[Start Material shown]

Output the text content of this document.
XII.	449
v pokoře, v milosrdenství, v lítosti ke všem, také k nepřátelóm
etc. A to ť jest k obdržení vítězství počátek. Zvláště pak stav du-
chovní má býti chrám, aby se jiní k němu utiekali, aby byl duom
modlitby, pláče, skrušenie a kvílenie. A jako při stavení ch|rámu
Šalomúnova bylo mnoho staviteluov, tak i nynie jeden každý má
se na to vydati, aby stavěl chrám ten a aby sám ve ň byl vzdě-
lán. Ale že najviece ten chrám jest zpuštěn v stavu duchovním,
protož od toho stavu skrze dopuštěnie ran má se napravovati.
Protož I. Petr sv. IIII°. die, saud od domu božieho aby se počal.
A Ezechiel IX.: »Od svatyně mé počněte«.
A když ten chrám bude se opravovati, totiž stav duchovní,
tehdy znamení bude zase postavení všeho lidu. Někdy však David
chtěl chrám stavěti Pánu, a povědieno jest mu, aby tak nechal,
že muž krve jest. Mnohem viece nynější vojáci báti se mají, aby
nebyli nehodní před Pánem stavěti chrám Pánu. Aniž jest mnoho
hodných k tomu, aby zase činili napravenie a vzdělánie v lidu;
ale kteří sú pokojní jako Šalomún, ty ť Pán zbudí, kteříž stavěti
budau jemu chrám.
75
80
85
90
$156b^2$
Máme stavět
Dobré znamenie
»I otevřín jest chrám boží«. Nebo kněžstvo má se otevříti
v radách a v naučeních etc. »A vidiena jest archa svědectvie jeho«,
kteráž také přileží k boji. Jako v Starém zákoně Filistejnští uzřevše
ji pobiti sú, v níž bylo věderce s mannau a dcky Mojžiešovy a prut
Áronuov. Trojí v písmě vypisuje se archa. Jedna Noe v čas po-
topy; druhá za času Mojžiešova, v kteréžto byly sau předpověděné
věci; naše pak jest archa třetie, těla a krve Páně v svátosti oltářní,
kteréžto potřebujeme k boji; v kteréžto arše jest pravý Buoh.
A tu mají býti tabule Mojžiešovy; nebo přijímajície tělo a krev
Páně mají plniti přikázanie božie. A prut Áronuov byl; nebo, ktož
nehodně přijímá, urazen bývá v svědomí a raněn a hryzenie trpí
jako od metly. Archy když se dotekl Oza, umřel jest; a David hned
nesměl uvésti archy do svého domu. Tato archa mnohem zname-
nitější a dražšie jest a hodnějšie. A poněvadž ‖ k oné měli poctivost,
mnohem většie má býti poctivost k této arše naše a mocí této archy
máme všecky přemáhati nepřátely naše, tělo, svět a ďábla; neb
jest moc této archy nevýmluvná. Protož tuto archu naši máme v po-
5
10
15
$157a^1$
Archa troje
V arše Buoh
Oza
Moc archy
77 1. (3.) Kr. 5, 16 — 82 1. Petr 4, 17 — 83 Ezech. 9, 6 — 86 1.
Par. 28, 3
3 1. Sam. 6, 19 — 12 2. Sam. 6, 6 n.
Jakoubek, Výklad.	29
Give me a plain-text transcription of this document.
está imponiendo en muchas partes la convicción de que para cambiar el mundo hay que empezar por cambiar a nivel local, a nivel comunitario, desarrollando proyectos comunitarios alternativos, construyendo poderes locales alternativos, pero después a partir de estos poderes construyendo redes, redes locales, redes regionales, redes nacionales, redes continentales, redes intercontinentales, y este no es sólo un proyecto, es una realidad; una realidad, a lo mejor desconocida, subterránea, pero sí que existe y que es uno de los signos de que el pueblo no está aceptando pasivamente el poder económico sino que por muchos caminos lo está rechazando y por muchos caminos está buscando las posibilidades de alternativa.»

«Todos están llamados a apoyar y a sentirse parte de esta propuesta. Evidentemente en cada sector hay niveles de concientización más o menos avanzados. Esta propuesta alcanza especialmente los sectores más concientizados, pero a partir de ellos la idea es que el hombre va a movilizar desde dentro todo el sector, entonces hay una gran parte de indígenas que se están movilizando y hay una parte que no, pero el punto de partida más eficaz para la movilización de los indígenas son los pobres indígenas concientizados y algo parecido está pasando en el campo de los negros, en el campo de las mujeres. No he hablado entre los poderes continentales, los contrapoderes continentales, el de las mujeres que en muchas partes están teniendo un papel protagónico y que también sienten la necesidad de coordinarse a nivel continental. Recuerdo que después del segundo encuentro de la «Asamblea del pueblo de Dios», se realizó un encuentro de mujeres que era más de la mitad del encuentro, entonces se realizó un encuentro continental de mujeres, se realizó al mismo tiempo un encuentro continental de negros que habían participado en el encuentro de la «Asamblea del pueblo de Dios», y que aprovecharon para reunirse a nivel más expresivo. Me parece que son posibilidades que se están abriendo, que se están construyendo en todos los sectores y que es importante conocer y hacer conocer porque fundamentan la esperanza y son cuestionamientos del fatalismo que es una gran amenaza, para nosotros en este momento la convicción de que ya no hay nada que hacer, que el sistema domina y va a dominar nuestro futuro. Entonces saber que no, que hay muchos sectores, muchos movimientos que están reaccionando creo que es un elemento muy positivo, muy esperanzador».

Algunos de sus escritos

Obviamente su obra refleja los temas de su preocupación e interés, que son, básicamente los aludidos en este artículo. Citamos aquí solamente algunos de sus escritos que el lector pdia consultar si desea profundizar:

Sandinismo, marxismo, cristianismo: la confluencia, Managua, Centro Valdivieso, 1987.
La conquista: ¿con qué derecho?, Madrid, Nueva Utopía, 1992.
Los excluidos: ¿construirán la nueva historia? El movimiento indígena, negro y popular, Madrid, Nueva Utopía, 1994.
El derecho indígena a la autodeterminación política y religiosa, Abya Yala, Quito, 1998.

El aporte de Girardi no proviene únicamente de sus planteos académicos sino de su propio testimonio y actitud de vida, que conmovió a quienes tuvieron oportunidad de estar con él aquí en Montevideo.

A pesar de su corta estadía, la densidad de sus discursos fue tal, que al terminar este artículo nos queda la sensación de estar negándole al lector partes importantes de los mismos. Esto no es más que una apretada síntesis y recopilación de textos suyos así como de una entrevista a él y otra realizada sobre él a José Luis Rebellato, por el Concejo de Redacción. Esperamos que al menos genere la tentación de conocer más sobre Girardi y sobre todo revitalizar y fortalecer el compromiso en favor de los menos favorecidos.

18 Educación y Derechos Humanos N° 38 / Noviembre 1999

[End Material shown]

* **Exercise details**: Repeat the records above exactly as they appear.

* **Complete answer**:
Output the text content of this document.
XII.	449
v pokoře, v milosrdenství, v lítosti ke všem, také k nepřátelóm
etc. A to ť jest k obdržení vítězství počátek. Zvláště pak stav du-
chovní má býti chrám, aby se jiní k němu utiekali, aby byl duom
modlitby, pláče, skrušenie a kvílenie. A jako při stavení ch|rámu
Šalomúnova bylo mnoho staviteluov, tak i nynie jeden každý má
se na to vydati, aby stavěl chrám ten a aby sám ve ň byl vzdě-
lán. Ale že najviece ten chrám jest zpuštěn v stavu duchovním,
protož od toho stavu skrze dopuštěnie ran má se napravovati.
Protož I. Petr sv. IIII°. die, saud od domu božieho aby se počal.
A Ezechiel IX.: »Od svatyně mé počněte«.
A když ten chrám bude se opravovati, totiž stav duchovní,
tehdy znamení bude zase postavení všeho lidu. Někdy však David
chtěl chrám stavěti Pánu, a povědieno jest mu, aby tak nechal,
že muž krve jest. Mnohem viece nynější vojáci báti se mají, aby
nebyli nehodní před Pánem stavěti chrám Pánu. Aniž jest mnoho
hodných k tomu, aby zase činili napravenie a vzdělánie v lidu;
ale kteří sú pokojní jako Šalomún, ty ť Pán zbudí, kteříž stavěti
budau jemu chrám.
75
80
85
90
$156b^2$
Máme stavět
Dobré znamenie
»I otevřín jest chrám boží«. Nebo kněžstvo má se otevříti
v radách a v naučeních etc. »A vidiena jest archa svědectvie jeho«,
kteráž také přileží k boji. Jako v Starém zákoně Filistejnští uzřevše
ji pobiti sú, v níž bylo věderce s mannau a dcky Mojžiešovy a prut
Áronuov. Trojí v písmě vypisuje se archa. Jedna Noe v čas po-
topy; druhá za času Mojžiešova, v kteréžto byly sau předpověděné
věci; naše pak jest archa třetie, těla a krve Páně v svátosti oltářní,
kteréžto potřebujeme k boji; v kteréžto arše jest pravý Buoh.
A tu mají býti tabule Mojžiešovy; nebo přijímajície tělo a krev
Páně mají plniti přikázanie božie. A prut Áronuov byl; nebo, ktož
nehodně přijímá, urazen bývá v svědomí a raněn a hryzenie trpí
jako od metly. Archy když se dotekl Oza, umřel jest; a David hned
nesměl uvésti archy do svého domu. Tato archa mnohem zname-
nitější a dražšie jest a hodnějšie. A poněvadž ‖ k oné měli poctivost,
mnohem většie má býti poctivost k této arše naše a mocí této archy
máme všecky přemáhati nepřátely naše, tělo, svět a ďábla; neb
jest moc této archy nevýmluvná. Protož tuto archu naši máme v po-
5
10
15
$157a^1$
Archa troje
V arše Buoh
Oza
Moc archy
77 1. (3.) Kr. 5, 16 — 82 1. Petr 4, 17 — 83 Ezech. 9, 6 — 86 1.
Par. 28, 3
3 1. Sam. 6, 19 — 12 2. Sam. 6, 6 n.
Jakoubek, Výklad.	29
Give me a plain-text transcription of this document.
está imponiendo en muchas partes la convicción de que para cambiar el mundo hay que empezar por cambiar a nivel local, a nivel comunitario, desarrollando proyectos comunitarios alternativos, construyendo poderes locales alternativos, pero después a partir de estos poderes construyendo redes, redes locales, redes regionales, redes nacionales, redes continentales, redes intercontinentales, y este no es sólo un proyecto, es una realidad; una realidad, a lo mejor desconocida, subterránea, pero sí que existe y que es uno de los signos de que el pueblo no está aceptando pasivamente el poder económico sino que por muchos caminos lo está rechazando y por muchos caminos está buscando las posibilidades de alternativa.»

«Todos están llamados a apoyar y a sentirse parte de esta propuesta. Evidentemente en cada sector hay niveles de concientización más o menos avanzados. Esta propuesta alcanza especialmente los sectores más concientizados, pero a partir de ellos la idea es que el hombre va a movilizar desde dentro todo el sector, entonces hay una gran parte de indígenas que se están movilizando y hay una parte que no, pero el punto de partida más eficaz para la movilización de los indígenas son los pobres indígenas concientizados y algo parecido está pasando en el campo de los negros, en el campo de las mujeres. No he hablado entre los poderes continentales, los contrapoderes continentales, el de las mujeres que en muchas partes están teniendo un papel protagónico y que también sienten la necesidad de coordinarse a nivel continental. Recuerdo que después del segundo encuentro de la «Asamblea del pueblo de Dios», se realizó un encuentro de mujeres que era más de la mitad del encuentro, entonces se realizó un encuentro continental de mujeres, se realizó al mismo tiempo un encuentro continental de negros que habían participado en el encuentro de la «Asamblea del pueblo de Dios», y que aprovecharon para reunirse a nivel más expresivo. Me parece que son posibilidades que se están abriendo, que se están construyendo en todos los sectores y que es importante conocer y hacer conocer porque fundamentan la esperanza y son cuestionamientos del fatalismo que es una gran amenaza, para nosotros en este momento la convicción de que ya no hay nada que hacer, que el sistema domina y va a dominar nuestro futuro. Entonces saber que no, que hay muchos sectores, muchos movimientos que están reaccionando creo que es un elemento muy positivo, muy esperanzador».

Algunos de sus escritos

Obviamente su obra refleja los temas de su preocupación e interés, que son, básicamente los aludidos en este artículo. Citamos aquí solamente algunos de sus escritos que el lector pdia consultar si desea profundizar:

Sandinismo, marxismo, cristianismo: la confluencia, Managua, Centro Valdivieso, 1987.
La conquista: ¿con qué derecho?, Madrid, Nueva Utopía, 1992.
Los excluidos: ¿construirán la nueva historia? El movimiento indígena, negro y popular, Madrid, Nueva Utopía, 1994.
El derecho indígena a la autodeterminación política y religiosa, Abya Yala, Quito, 1998.

El aporte de Girardi no proviene únicamente de sus planteos académicos sino de su propio testimonio y actitud de vida, que conmovió a quienes tuvieron oportunidad de estar con él aquí en Montevideo.

A pesar de su corta estadía, la densidad de sus discursos fue tal, que al terminar este artículo nos queda la sensación de estar negándole al lector partes importantes de los mismos. Esto no es más que una apretada síntesis y recopilación de textos suyos así como de una entrevista a él y otra realizada sobre él a José Luis Rebellato, por el Concejo de Redacción. Esperamos que al menos genere la tentación de conocer más sobre Girardi y sobre todo revitalizar y fortalecer el compromiso en favor de los menos favorecidos.

18 Educación y Derechos Humanos N° 38 / Noviembre 1999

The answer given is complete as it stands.